=== Dataset ===

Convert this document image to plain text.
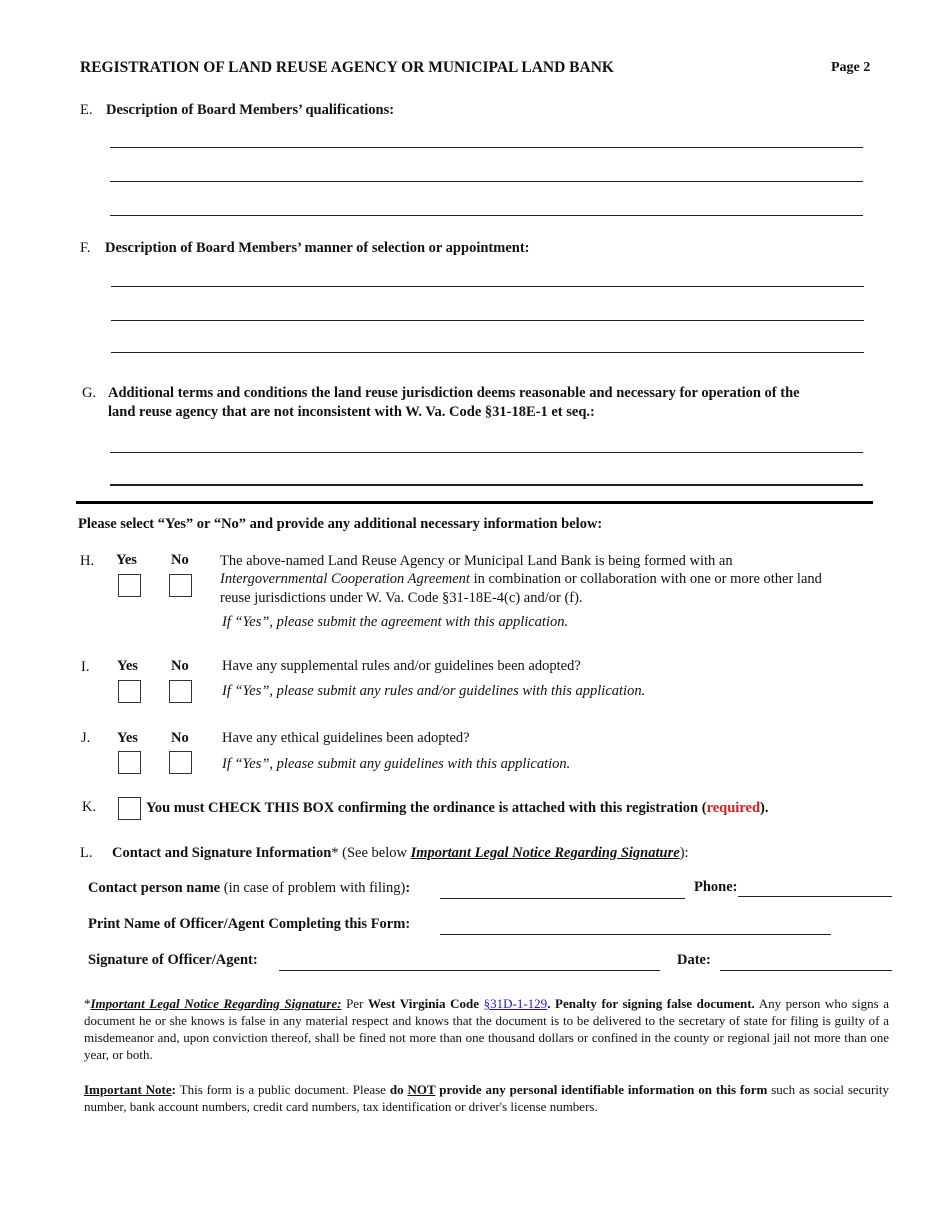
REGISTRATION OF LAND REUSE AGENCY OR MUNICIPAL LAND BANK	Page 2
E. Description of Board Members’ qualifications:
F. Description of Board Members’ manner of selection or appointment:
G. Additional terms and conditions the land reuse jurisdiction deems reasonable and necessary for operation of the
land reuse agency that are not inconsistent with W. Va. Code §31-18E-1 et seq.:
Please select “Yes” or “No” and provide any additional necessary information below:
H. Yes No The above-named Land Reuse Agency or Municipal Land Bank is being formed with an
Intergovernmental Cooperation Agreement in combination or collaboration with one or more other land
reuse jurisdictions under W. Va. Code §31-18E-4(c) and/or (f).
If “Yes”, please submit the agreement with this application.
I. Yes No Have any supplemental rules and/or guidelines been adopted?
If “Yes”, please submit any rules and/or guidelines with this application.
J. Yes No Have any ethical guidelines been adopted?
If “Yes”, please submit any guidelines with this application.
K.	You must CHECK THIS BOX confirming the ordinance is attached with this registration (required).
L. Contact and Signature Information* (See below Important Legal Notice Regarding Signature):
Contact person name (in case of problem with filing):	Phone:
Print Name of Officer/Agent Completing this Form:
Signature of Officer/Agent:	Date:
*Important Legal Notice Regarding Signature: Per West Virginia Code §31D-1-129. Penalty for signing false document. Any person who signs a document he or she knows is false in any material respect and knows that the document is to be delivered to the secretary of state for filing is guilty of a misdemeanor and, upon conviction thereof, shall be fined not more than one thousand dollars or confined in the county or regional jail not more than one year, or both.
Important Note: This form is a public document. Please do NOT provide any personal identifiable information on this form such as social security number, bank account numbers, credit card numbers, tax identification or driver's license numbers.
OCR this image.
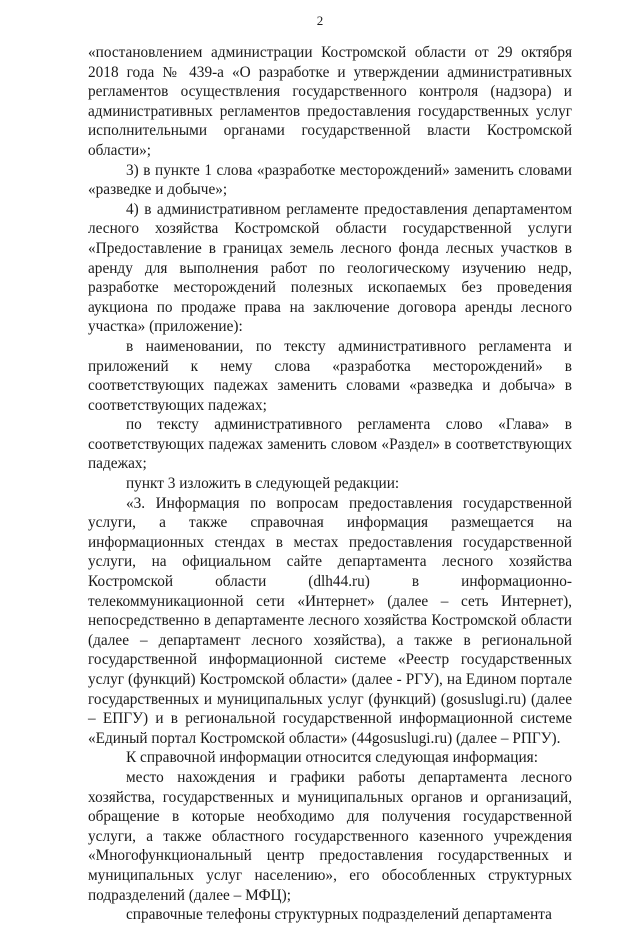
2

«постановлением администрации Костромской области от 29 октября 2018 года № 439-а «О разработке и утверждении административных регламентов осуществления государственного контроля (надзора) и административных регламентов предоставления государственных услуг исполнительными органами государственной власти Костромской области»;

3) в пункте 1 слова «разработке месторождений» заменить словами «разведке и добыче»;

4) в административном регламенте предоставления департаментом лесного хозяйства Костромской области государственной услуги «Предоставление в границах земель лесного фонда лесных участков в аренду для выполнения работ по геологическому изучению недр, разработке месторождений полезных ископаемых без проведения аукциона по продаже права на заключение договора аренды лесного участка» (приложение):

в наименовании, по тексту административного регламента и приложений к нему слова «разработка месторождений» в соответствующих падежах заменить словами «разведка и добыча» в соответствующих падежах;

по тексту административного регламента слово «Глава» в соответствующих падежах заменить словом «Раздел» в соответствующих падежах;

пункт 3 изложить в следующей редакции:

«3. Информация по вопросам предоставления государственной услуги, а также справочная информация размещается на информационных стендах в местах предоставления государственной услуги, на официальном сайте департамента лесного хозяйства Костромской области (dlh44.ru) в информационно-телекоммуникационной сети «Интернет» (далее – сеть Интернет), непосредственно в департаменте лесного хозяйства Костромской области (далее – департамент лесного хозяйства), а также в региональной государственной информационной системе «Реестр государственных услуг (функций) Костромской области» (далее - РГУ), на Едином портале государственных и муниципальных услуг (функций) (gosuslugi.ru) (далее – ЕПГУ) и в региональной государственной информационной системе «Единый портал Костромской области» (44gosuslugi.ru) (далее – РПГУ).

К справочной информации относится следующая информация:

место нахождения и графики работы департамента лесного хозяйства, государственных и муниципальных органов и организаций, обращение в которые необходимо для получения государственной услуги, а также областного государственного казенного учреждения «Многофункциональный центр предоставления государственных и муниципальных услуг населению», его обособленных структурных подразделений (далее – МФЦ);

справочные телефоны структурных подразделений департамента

===

**Exercise task:**
Leave out the pictures and transcribe the entries above exactly.

**Response:**
Convert this document image to plain text.
REGISTRATION OF LAND REUSE AGENCY OR MUNICIPAL LAND BANK	Page 2
E. Description of Board Members’ qualifications:
F. Description of Board Members’ manner of selection or appointment:
G. Additional terms and conditions the land reuse jurisdiction deems reasonable and necessary for operation of the
land reuse agency that are not inconsistent with W. Va. Code §31-18E-1 et seq.:
Please select “Yes” or “No” and provide any additional necessary information below:
H. Yes No The above-named Land Reuse Agency or Municipal Land Bank is being formed with an
Intergovernmental Cooperation Agreement in combination or collaboration with one or more other land
reuse jurisdictions under W. Va. Code §31-18E-4(c) and/or (f).
If “Yes”, please submit the agreement with this application.
I. Yes No Have any supplemental rules and/or guidelines been adopted?
If “Yes”, please submit any rules and/or guidelines with this application.
J. Yes No Have any ethical guidelines been adopted?
If “Yes”, please submit any guidelines with this application.
K.	You must CHECK THIS BOX confirming the ordinance is attached with this registration (required).
L. Contact and Signature Information* (See below Important Legal Notice Regarding Signature):
Contact person name (in case of problem with filing):	Phone:
Print Name of Officer/Agent Completing this Form:
Signature of Officer/Agent:	Date:
*Important Legal Notice Regarding Signature: Per West Virginia Code §31D-1-129. Penalty for signing false document. Any person who signs a document he or she knows is false in any material respect and knows that the document is to be delivered to the secretary of state for filing is guilty of a misdemeanor and, upon conviction thereof, shall be fined not more than one thousand dollars or confined in the county or regional jail not more than one year, or both.
Important Note: This form is a public document. Please do NOT provide any personal identifiable information on this form such as social security number, bank account numbers, credit card numbers, tax identification or driver's license numbers.
OCR this image.
2

«постановлением администрации Костромской области от 29 октября 2018 года № 439-а «О разработке и утверждении административных регламентов осуществления государственного контроля (надзора) и административных регламентов предоставления государственных услуг исполнительными органами государственной власти Костромской области»;

3) в пункте 1 слова «разработке месторождений» заменить словами «разведке и добыче»;

4) в административном регламенте предоставления департаментом лесного хозяйства Костромской области государственной услуги «Предоставление в границах земель лесного фонда лесных участков в аренду для выполнения работ по геологическому изучению недр, разработке месторождений полезных ископаемых без проведения аукциона по продаже права на заключение договора аренды лесного участка» (приложение):

в наименовании, по тексту административного регламента и приложений к нему слова «разработка месторождений» в соответствующих падежах заменить словами «разведка и добыча» в соответствующих падежах;

по тексту административного регламента слово «Глава» в соответствующих падежах заменить словом «Раздел» в соответствующих падежах;

пункт 3 изложить в следующей редакции:

«3. Информация по вопросам предоставления государственной услуги, а также справочная информация размещается на информационных стендах в местах предоставления государственной услуги, на официальном сайте департамента лесного хозяйства Костромской области (dlh44.ru) в информационно-телекоммуникационной сети «Интернет» (далее – сеть Интернет), непосредственно в департаменте лесного хозяйства Костромской области (далее – департамент лесного хозяйства), а также в региональной государственной информационной системе «Реестр государственных услуг (функций) Костромской области» (далее - РГУ), на Едином портале государственных и муниципальных услуг (функций) (gosuslugi.ru) (далее – ЕПГУ) и в региональной государственной информационной системе «Единый портал Костромской области» (44gosuslugi.ru) (далее – РПГУ).

К справочной информации относится следующая информация:

место нахождения и графики работы департамента лесного хозяйства, государственных и муниципальных органов и организаций, обращение в которые необходимо для получения государственной услуги, а также областного государственного казенного учреждения «Многофункциональный центр предоставления государственных и муниципальных услуг населению», его обособленных структурных подразделений (далее – МФЦ);

справочные телефоны структурных подразделений департамента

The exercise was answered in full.